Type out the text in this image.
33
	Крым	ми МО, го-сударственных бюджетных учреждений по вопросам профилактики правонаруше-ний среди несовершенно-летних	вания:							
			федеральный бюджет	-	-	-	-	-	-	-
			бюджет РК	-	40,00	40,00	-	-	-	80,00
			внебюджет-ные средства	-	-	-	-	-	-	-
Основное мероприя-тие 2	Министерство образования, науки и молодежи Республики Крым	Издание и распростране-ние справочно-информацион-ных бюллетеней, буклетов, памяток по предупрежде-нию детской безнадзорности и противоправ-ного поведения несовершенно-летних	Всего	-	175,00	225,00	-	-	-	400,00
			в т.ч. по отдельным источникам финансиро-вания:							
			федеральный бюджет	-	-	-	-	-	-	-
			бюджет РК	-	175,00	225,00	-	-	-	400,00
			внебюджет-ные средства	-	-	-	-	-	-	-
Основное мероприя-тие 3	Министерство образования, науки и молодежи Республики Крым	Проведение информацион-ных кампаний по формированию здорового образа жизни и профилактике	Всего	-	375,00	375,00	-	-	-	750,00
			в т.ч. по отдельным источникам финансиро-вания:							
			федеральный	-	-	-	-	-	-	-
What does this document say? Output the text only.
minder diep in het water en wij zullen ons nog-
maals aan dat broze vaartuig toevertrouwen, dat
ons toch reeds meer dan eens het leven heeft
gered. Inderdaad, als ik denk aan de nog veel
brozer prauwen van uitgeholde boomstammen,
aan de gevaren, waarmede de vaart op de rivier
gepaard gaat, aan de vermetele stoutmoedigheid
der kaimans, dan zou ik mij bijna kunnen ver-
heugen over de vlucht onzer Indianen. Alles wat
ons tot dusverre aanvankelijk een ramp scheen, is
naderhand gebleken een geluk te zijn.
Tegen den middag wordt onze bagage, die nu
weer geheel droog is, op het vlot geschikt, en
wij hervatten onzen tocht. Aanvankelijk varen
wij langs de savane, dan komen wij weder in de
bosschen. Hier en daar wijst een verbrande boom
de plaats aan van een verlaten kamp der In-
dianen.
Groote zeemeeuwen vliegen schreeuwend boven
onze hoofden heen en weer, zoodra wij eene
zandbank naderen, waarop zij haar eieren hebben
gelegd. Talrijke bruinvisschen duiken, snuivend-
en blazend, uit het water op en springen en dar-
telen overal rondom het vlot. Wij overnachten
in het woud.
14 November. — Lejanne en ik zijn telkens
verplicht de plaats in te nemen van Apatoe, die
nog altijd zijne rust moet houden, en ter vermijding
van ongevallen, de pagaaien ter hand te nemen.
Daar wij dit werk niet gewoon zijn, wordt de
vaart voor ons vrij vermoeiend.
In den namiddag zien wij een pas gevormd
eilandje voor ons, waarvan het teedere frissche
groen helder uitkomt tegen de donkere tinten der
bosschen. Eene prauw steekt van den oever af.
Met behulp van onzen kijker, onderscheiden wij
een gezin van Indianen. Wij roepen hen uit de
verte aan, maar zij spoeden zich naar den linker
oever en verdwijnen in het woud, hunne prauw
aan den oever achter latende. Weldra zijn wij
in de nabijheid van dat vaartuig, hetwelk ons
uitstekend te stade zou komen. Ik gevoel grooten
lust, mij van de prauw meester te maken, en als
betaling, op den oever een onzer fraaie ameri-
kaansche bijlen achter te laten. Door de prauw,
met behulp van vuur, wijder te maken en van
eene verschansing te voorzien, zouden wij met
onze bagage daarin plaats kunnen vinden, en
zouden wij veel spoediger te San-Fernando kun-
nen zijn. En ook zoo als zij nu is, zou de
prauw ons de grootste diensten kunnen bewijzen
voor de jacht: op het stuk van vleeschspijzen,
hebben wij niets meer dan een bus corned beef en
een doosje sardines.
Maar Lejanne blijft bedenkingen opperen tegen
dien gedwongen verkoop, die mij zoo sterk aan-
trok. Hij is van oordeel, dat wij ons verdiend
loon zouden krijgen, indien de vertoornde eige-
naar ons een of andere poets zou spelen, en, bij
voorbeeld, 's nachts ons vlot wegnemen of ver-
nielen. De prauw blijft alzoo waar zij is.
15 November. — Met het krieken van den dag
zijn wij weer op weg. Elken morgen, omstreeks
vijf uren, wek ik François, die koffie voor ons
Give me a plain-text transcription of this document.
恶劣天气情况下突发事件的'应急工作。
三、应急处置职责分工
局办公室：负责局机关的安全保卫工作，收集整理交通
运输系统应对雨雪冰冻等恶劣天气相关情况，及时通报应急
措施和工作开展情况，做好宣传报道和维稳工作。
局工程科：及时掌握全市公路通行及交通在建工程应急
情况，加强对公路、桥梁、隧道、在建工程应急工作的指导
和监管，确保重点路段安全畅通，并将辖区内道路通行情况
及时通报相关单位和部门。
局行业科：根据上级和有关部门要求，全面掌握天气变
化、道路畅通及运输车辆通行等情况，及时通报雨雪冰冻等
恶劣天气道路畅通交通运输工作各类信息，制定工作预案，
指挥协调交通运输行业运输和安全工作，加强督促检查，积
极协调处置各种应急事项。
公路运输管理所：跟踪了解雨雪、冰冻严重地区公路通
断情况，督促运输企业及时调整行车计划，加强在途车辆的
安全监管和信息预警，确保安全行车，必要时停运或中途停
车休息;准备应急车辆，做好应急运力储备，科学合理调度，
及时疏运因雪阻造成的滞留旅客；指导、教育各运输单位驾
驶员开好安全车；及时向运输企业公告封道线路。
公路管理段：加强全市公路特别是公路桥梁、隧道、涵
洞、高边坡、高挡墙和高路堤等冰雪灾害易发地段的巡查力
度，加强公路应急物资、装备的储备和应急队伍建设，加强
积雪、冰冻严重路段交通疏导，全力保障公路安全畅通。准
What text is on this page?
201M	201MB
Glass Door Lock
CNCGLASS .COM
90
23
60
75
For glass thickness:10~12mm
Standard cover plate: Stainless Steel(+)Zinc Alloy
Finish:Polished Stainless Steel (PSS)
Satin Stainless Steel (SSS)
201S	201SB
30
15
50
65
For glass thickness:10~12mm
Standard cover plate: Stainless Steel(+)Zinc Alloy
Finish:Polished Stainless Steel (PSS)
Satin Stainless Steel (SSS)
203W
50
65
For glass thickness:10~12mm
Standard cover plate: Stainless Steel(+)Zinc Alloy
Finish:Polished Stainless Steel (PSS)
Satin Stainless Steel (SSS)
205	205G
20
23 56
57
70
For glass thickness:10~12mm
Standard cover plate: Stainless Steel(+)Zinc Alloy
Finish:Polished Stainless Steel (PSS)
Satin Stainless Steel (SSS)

* [Task statement]: Return the lines above, from the one containing "What text is on this page?" to the end, exactly as they stand.

* [Finished task]:
What text is on this page?
201M	201MB
Glass Door Lock
CNCGLASS .COM
90
23
60
75
For glass thickness:10~12mm
Standard cover plate: Stainless Steel(+)Zinc Alloy
Finish:Polished Stainless Steel (PSS)
Satin Stainless Steel (SSS)
201S	201SB
30
15
50
65
For glass thickness:10~12mm
Standard cover plate: Stainless Steel(+)Zinc Alloy
Finish:Polished Stainless Steel (PSS)
Satin Stainless Steel (SSS)
203W
50
65
For glass thickness:10~12mm
Standard cover plate: Stainless Steel(+)Zinc Alloy
Finish:Polished Stainless Steel (PSS)
Satin Stainless Steel (SSS)
205	205G
20
23 56
57
70
For glass thickness:10~12mm
Standard cover plate: Stainless Steel(+)Zinc Alloy
Finish:Polished Stainless Steel (PSS)
Satin Stainless Steel (SSS)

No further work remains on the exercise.